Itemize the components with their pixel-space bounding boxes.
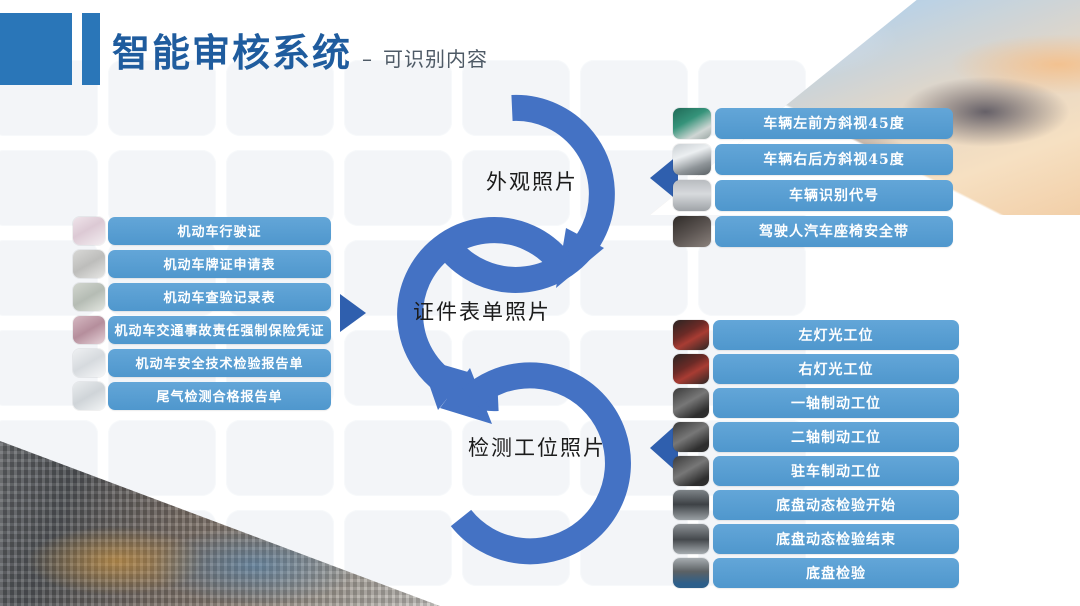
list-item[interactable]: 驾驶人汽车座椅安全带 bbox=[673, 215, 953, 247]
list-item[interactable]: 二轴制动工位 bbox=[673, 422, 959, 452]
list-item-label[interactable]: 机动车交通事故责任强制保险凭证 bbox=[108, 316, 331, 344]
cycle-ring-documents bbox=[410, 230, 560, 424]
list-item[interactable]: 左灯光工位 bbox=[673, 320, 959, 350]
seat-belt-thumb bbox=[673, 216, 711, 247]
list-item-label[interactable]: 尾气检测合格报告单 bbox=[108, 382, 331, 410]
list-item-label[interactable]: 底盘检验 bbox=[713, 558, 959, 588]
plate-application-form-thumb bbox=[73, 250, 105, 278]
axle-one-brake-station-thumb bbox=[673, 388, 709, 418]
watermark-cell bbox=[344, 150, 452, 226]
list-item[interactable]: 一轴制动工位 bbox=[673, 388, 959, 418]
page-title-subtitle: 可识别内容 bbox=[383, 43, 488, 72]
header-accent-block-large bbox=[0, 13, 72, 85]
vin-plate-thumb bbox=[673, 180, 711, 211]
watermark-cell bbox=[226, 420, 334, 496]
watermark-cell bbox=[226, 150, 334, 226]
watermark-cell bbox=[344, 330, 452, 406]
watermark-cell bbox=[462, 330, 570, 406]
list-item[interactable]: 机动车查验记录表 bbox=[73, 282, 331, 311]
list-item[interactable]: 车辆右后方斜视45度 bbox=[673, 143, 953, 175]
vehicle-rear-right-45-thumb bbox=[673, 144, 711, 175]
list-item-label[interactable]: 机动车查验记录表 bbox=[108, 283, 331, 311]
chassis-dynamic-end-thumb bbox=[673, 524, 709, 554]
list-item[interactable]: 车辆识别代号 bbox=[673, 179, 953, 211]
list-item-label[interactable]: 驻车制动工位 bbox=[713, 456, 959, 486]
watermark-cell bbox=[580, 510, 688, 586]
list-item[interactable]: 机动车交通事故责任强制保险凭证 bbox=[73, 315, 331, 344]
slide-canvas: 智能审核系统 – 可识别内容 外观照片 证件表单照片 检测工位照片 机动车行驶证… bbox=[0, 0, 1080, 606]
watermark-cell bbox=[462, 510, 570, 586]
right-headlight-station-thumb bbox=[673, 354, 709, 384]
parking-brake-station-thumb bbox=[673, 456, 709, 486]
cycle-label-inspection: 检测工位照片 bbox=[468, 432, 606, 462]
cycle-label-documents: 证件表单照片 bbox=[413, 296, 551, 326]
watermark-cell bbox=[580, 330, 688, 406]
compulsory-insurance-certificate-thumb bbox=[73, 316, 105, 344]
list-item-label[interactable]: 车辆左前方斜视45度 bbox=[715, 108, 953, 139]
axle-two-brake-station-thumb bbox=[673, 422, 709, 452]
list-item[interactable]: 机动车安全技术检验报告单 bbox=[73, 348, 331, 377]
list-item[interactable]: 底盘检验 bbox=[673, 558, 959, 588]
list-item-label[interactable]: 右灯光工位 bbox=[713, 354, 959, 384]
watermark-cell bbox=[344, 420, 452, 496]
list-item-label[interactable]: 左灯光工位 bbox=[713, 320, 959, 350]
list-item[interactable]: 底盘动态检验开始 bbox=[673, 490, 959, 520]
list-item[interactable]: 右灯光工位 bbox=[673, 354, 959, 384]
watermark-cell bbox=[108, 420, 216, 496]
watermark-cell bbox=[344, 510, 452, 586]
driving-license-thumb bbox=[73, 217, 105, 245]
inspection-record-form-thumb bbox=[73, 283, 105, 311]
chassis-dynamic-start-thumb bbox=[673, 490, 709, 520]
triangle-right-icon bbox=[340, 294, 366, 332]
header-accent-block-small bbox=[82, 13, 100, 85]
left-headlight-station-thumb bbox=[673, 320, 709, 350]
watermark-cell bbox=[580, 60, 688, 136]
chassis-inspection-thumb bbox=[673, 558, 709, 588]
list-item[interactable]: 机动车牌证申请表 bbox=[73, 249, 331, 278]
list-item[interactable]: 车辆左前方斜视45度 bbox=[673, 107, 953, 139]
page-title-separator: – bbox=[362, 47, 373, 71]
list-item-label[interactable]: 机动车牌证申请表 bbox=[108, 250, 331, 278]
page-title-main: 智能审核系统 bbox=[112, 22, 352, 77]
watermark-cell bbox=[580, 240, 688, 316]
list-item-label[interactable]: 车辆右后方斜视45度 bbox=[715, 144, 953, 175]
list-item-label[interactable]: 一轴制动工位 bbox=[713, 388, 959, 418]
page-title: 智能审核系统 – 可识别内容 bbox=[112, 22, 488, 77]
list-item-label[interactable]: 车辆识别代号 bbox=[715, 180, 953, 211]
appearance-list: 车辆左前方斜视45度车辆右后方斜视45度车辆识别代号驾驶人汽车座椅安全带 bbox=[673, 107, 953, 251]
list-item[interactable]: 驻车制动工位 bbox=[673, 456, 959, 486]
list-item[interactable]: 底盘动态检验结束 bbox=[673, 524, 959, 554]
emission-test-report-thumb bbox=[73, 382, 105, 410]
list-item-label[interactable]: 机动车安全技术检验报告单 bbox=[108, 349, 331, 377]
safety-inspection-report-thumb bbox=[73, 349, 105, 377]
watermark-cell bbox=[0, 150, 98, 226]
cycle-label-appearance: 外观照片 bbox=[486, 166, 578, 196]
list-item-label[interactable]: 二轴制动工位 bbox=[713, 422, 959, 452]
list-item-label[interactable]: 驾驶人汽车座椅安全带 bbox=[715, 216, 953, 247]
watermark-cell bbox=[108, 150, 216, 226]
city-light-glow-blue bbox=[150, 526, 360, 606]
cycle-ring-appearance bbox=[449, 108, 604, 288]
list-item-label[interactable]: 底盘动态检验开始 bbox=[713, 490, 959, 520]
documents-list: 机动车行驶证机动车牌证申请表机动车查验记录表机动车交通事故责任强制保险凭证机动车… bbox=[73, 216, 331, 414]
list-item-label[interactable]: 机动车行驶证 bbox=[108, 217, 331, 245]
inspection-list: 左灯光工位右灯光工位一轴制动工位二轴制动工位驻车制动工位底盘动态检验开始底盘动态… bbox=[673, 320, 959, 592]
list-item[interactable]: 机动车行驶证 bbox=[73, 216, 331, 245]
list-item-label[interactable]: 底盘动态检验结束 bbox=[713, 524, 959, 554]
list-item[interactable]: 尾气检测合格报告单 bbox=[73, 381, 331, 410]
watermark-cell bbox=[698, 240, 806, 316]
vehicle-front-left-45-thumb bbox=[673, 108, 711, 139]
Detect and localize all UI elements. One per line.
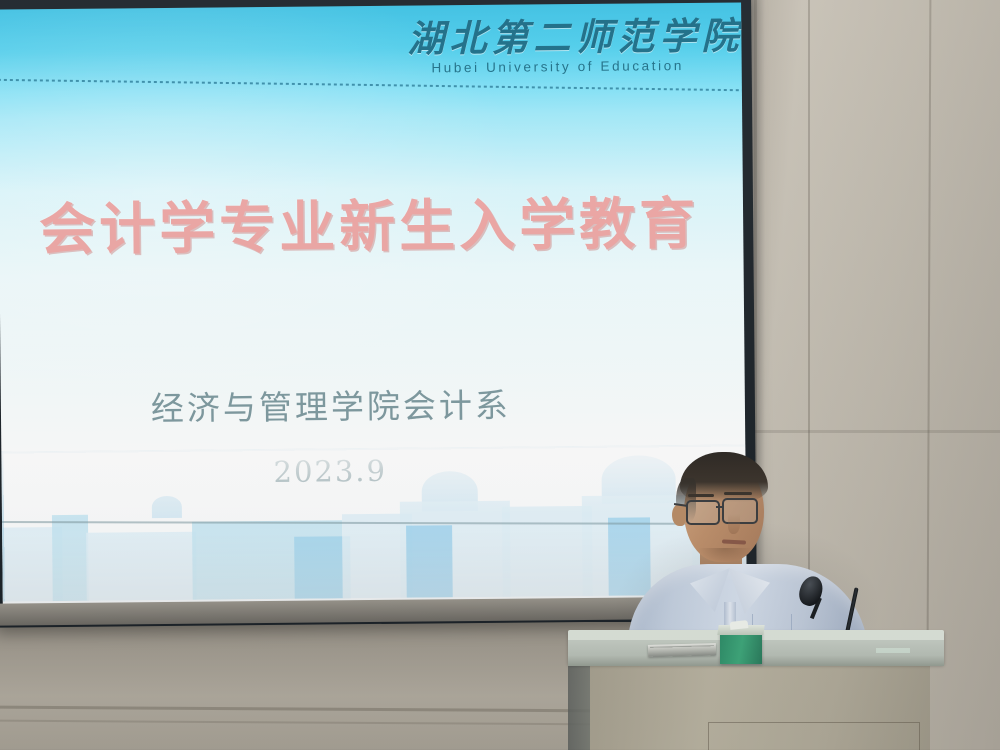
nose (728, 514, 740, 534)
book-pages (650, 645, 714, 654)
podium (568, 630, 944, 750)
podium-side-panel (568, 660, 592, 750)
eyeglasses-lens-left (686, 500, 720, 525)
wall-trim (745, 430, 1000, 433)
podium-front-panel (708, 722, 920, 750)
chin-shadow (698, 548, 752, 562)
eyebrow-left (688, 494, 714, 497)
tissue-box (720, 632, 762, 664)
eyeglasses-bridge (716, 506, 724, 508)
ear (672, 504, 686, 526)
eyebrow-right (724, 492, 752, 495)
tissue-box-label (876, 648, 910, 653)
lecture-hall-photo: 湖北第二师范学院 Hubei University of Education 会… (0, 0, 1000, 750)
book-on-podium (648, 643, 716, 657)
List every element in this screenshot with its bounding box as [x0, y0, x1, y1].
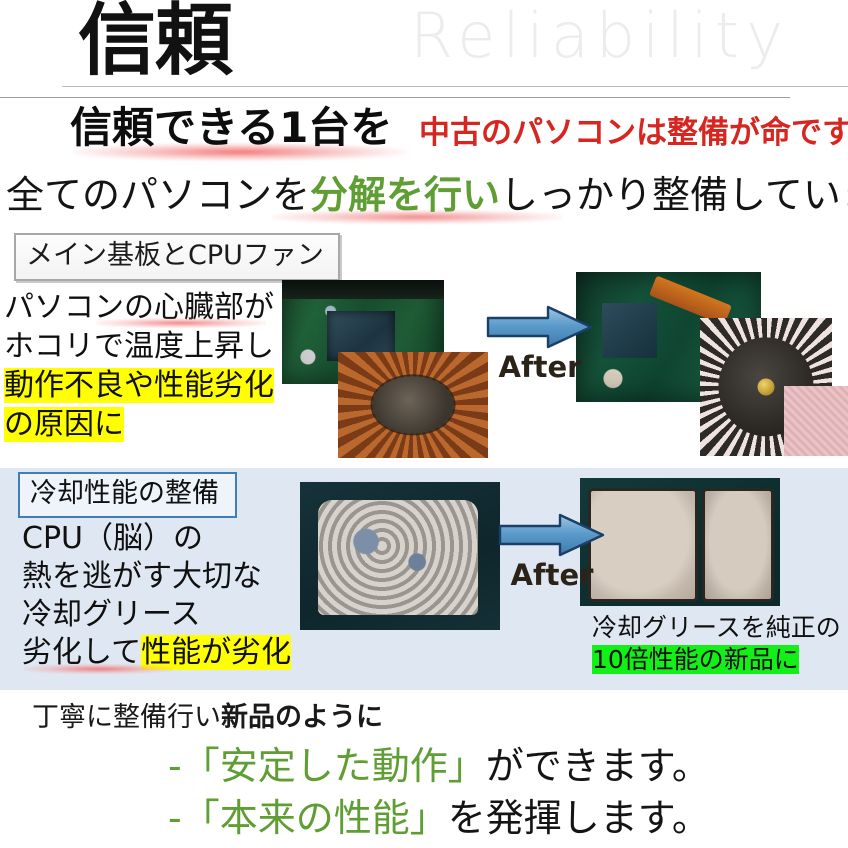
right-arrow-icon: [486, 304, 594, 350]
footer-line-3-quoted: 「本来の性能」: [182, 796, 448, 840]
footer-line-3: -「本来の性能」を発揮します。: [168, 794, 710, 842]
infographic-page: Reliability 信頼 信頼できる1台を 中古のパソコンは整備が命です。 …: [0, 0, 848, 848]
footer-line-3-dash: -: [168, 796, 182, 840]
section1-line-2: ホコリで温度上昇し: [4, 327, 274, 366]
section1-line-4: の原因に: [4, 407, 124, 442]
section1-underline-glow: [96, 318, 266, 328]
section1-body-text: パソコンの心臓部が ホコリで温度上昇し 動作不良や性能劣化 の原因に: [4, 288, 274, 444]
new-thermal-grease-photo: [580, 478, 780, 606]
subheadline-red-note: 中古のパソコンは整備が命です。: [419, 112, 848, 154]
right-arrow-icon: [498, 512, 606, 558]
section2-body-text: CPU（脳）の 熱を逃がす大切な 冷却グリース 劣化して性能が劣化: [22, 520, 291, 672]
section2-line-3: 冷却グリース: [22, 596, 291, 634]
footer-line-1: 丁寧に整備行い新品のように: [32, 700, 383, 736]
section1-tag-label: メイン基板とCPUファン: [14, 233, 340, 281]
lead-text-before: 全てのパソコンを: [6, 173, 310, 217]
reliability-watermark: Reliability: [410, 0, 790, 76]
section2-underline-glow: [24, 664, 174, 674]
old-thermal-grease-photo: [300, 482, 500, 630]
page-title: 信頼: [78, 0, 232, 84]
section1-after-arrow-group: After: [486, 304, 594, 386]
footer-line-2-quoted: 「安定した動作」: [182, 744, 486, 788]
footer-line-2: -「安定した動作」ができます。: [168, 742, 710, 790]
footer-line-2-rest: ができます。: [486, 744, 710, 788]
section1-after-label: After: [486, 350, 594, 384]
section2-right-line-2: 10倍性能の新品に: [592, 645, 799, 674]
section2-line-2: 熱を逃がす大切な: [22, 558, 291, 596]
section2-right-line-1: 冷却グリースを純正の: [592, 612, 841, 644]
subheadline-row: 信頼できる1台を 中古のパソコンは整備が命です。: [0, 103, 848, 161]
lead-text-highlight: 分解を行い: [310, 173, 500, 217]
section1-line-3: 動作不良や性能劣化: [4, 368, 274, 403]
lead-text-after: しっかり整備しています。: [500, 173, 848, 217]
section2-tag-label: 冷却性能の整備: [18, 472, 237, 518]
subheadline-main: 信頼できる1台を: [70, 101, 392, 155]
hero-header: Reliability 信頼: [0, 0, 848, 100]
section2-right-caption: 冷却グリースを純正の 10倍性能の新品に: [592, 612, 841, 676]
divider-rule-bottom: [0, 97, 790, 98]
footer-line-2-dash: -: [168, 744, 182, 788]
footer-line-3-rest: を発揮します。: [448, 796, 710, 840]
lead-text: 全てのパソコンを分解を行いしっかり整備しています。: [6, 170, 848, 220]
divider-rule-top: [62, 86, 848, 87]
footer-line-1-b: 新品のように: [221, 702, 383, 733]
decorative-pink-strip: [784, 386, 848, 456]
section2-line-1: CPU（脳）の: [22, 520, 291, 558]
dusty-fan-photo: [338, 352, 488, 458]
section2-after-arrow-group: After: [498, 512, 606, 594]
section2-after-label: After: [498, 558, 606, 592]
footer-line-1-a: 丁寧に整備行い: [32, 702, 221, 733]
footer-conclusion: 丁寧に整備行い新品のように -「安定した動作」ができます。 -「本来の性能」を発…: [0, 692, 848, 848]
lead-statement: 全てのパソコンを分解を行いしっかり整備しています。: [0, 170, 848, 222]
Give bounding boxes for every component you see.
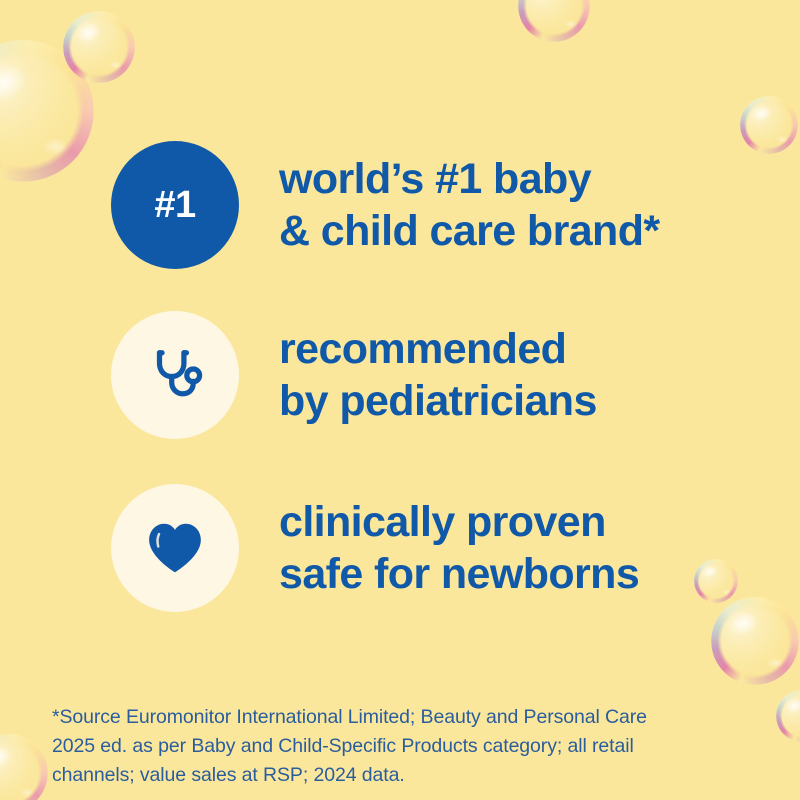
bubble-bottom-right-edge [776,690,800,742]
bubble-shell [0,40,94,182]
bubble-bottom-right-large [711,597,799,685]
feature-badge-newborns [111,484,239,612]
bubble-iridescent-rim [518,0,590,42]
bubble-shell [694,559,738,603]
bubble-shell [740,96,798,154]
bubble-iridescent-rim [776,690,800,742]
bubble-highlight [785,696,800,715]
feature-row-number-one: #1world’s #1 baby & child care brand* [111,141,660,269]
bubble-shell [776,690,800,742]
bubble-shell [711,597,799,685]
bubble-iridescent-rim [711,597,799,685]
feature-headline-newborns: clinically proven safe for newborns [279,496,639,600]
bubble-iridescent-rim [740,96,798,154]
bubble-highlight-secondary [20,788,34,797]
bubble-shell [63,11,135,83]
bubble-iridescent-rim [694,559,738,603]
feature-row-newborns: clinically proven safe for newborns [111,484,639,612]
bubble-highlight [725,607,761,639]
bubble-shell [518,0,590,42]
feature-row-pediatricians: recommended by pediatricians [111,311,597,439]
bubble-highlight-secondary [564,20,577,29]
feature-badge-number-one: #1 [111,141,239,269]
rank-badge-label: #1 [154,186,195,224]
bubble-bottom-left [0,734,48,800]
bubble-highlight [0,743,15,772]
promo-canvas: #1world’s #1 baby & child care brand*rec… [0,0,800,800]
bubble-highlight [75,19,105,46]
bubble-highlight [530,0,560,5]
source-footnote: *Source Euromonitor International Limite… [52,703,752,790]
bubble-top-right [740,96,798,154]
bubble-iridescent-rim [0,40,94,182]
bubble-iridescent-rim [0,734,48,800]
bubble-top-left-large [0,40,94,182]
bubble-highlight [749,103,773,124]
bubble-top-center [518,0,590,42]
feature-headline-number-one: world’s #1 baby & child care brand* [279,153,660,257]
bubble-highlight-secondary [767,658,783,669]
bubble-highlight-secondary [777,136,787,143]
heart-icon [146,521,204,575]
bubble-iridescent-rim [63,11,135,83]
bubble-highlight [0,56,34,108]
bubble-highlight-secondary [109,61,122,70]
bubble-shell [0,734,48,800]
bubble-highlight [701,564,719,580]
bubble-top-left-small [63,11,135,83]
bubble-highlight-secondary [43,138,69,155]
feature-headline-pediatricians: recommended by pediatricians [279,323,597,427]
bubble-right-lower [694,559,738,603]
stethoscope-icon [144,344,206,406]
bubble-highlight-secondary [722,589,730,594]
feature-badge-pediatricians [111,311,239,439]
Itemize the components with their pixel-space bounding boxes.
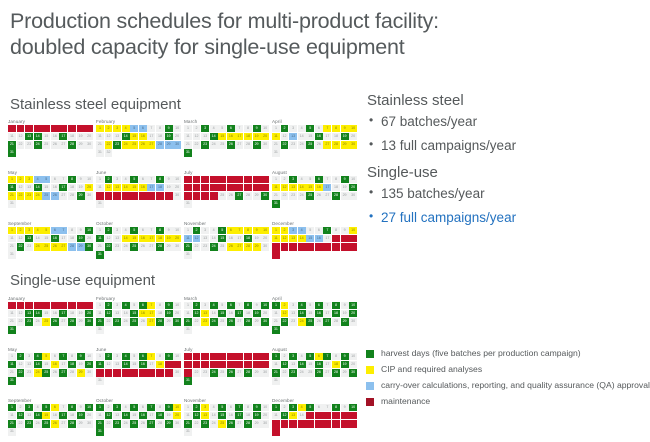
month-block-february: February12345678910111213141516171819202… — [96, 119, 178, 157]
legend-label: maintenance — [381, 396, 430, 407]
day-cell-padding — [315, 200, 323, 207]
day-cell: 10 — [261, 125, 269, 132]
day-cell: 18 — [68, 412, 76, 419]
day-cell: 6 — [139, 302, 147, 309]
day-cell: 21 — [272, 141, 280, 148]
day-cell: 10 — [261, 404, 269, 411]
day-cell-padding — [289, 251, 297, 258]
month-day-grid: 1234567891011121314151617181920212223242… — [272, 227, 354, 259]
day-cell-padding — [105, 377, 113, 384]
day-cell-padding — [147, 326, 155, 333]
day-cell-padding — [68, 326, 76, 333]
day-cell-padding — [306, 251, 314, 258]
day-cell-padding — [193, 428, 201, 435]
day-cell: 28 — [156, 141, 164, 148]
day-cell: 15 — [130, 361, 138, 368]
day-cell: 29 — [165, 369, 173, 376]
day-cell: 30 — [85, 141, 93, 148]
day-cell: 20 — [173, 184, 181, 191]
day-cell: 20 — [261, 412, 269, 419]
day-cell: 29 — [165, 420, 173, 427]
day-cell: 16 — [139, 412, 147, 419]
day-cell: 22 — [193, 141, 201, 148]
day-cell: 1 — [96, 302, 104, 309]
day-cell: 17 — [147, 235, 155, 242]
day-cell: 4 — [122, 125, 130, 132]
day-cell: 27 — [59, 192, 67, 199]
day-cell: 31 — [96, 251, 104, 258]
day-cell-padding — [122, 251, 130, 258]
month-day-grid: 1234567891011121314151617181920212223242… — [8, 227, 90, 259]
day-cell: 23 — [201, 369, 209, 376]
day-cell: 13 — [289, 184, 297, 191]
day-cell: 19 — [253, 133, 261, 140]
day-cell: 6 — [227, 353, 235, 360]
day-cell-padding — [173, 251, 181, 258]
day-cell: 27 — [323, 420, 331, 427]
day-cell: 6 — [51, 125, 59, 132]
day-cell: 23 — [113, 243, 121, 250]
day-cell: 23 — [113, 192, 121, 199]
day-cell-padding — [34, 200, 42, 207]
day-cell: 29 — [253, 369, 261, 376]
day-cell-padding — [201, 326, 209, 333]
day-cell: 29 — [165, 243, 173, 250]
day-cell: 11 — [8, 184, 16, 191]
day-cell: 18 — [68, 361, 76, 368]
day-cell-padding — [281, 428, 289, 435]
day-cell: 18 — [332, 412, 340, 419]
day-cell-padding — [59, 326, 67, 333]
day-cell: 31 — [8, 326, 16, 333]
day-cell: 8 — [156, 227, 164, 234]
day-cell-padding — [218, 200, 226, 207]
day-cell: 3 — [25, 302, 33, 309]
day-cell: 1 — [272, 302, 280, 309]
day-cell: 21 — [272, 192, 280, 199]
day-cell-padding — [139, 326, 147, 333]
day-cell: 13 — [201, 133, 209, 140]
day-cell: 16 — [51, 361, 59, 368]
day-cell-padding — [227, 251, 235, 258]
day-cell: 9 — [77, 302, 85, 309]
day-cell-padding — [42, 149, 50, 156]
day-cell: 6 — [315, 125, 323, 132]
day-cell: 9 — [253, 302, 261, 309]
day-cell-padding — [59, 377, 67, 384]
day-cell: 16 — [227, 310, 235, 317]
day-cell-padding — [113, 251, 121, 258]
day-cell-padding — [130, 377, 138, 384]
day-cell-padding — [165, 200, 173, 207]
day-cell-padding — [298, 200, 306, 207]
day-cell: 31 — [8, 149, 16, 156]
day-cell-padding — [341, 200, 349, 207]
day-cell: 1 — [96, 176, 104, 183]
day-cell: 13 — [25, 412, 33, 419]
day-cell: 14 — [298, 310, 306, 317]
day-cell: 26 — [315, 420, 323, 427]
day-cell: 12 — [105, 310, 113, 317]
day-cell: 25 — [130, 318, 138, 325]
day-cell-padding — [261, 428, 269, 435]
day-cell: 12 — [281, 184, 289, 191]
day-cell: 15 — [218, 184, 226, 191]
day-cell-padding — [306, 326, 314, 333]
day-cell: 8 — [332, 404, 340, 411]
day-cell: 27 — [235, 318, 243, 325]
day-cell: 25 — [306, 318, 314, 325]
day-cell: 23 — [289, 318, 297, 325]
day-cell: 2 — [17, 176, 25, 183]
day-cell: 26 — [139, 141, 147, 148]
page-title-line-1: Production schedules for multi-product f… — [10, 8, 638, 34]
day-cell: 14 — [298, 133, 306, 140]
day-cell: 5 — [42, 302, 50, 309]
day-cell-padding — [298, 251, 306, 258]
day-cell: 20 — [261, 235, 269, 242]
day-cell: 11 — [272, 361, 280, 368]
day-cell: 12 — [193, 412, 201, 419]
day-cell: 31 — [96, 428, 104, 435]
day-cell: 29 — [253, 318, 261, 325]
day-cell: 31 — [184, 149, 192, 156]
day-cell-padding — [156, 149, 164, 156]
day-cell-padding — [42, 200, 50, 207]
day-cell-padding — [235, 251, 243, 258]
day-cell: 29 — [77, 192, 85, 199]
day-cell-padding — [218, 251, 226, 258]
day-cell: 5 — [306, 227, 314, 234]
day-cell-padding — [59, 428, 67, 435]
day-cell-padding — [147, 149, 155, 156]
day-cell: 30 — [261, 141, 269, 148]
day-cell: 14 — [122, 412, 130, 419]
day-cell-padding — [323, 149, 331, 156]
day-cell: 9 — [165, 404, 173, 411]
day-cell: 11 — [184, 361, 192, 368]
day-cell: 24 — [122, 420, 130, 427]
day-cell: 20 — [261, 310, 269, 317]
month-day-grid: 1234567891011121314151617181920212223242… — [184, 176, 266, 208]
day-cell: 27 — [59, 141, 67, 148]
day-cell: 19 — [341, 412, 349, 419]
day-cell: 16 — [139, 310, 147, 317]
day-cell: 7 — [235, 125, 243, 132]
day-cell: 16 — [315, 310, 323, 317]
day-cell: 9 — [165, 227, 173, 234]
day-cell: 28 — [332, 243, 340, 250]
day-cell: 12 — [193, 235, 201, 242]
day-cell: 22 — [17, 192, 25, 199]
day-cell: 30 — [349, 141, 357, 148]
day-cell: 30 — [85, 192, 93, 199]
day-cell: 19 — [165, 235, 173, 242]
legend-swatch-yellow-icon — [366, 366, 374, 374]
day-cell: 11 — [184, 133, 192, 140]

#### [INSTRUCTIONS FOR THE TASK]
Transcribe the item lines above without any change, from the line with "list-item[interactable]: 驾驶人汽车座椅安全带 bbox=[673, 215, 953, 247]" up to and including the line with "seat-belt-thumb bbox=[673, 216, 711, 247]".

#### [OUTPUT FOR THIS EXERCISE]
list-item[interactable]: 驾驶人汽车座椅安全带 bbox=[673, 215, 953, 247]
list-item[interactable]: 二轴制动工位 bbox=[673, 422, 959, 452]
list-item-label[interactable]: 机动车交通事故责任强制保险凭证 bbox=[108, 316, 331, 344]
cycle-ring-documents bbox=[410, 230, 560, 424]
list-item[interactable]: 左灯光工位 bbox=[673, 320, 959, 350]
seat-belt-thumb bbox=[673, 216, 711, 247]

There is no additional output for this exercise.